** WRITTEN REQUEST **
The entries need to be copied exactly.

[DATA FOR THE TASK start]

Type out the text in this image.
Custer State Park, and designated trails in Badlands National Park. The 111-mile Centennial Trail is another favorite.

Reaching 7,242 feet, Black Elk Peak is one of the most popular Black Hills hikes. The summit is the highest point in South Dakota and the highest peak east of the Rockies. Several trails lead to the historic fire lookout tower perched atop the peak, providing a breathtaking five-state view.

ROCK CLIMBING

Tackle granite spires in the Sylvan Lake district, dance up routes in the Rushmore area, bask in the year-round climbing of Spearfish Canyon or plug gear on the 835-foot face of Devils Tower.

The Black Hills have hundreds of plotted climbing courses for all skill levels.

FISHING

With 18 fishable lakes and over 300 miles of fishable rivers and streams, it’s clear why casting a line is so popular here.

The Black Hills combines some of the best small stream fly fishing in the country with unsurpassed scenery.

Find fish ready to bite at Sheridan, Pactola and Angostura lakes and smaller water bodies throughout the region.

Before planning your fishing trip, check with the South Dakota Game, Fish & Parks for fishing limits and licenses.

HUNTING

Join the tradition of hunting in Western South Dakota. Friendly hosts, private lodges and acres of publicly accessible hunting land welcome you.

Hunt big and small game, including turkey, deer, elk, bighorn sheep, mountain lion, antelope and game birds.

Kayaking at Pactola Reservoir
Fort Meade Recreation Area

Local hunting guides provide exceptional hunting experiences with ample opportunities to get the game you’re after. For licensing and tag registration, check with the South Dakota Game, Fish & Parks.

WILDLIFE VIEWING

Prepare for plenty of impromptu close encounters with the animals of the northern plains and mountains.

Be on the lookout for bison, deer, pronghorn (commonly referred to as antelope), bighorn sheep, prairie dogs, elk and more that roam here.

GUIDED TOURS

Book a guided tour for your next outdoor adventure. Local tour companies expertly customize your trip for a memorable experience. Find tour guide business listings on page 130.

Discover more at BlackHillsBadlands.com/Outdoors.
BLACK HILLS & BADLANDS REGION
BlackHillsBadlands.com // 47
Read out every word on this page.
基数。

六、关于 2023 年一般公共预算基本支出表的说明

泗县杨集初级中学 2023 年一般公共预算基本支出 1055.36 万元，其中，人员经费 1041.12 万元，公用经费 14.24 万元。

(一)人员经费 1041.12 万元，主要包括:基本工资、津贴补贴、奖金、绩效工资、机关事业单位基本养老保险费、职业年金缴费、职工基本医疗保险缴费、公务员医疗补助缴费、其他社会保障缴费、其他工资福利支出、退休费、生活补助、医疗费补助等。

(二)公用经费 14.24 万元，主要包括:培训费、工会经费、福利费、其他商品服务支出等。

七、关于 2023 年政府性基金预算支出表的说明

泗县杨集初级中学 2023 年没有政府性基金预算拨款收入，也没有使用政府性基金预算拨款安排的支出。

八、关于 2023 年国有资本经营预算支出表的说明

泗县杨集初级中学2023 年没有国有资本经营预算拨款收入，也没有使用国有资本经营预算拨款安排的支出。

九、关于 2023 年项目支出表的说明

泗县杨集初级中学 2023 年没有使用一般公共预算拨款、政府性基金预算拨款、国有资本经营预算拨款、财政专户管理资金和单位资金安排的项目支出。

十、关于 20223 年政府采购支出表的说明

[DATA FOR THE TASK end]

** RESULT **
Type out the text in this image.
Custer State Park, and designated trails in Badlands National Park. The 111-mile Centennial Trail is another favorite.

Reaching 7,242 feet, Black Elk Peak is one of the most popular Black Hills hikes. The summit is the highest point in South Dakota and the highest peak east of the Rockies. Several trails lead to the historic fire lookout tower perched atop the peak, providing a breathtaking five-state view.

ROCK CLIMBING

Tackle granite spires in the Sylvan Lake district, dance up routes in the Rushmore area, bask in the year-round climbing of Spearfish Canyon or plug gear on the 835-foot face of Devils Tower.

The Black Hills have hundreds of plotted climbing courses for all skill levels.

FISHING

With 18 fishable lakes and over 300 miles of fishable rivers and streams, it’s clear why casting a line is so popular here.

The Black Hills combines some of the best small stream fly fishing in the country with unsurpassed scenery.

Find fish ready to bite at Sheridan, Pactola and Angostura lakes and smaller water bodies throughout the region.

Before planning your fishing trip, check with the South Dakota Game, Fish & Parks for fishing limits and licenses.

HUNTING

Join the tradition of hunting in Western South Dakota. Friendly hosts, private lodges and acres of publicly accessible hunting land welcome you.

Hunt big and small game, including turkey, deer, elk, bighorn sheep, mountain lion, antelope and game birds.

Kayaking at Pactola Reservoir
Fort Meade Recreation Area

Local hunting guides provide exceptional hunting experiences with ample opportunities to get the game you’re after. For licensing and tag registration, check with the South Dakota Game, Fish & Parks.

WILDLIFE VIEWING

Prepare for plenty of impromptu close encounters with the animals of the northern plains and mountains.

Be on the lookout for bison, deer, pronghorn (commonly referred to as antelope), bighorn sheep, prairie dogs, elk and more that roam here.

GUIDED TOURS

Book a guided tour for your next outdoor adventure. Local tour companies expertly customize your trip for a memorable experience. Find tour guide business listings on page 130.

Discover more at BlackHillsBadlands.com/Outdoors.
BLACK HILLS & BADLANDS REGION
BlackHillsBadlands.com // 47
Read out every word on this page.
基数。

六、关于 2023 年一般公共预算基本支出表的说明

泗县杨集初级中学 2023 年一般公共预算基本支出 1055.36 万元，其中，人员经费 1041.12 万元，公用经费 14.24 万元。

(一)人员经费 1041.12 万元，主要包括:基本工资、津贴补贴、奖金、绩效工资、机关事业单位基本养老保险费、职业年金缴费、职工基本医疗保险缴费、公务员医疗补助缴费、其他社会保障缴费、其他工资福利支出、退休费、生活补助、医疗费补助等。

(二)公用经费 14.24 万元，主要包括:培训费、工会经费、福利费、其他商品服务支出等。

七、关于 2023 年政府性基金预算支出表的说明

泗县杨集初级中学 2023 年没有政府性基金预算拨款收入，也没有使用政府性基金预算拨款安排的支出。

八、关于 2023 年国有资本经营预算支出表的说明

泗县杨集初级中学2023 年没有国有资本经营预算拨款收入，也没有使用国有资本经营预算拨款安排的支出。

九、关于 2023 年项目支出表的说明

泗县杨集初级中学 2023 年没有使用一般公共预算拨款、政府性基金预算拨款、国有资本经营预算拨款、财政专户管理资金和单位资金安排的项目支出。

十、关于 20223 年政府采购支出表的说明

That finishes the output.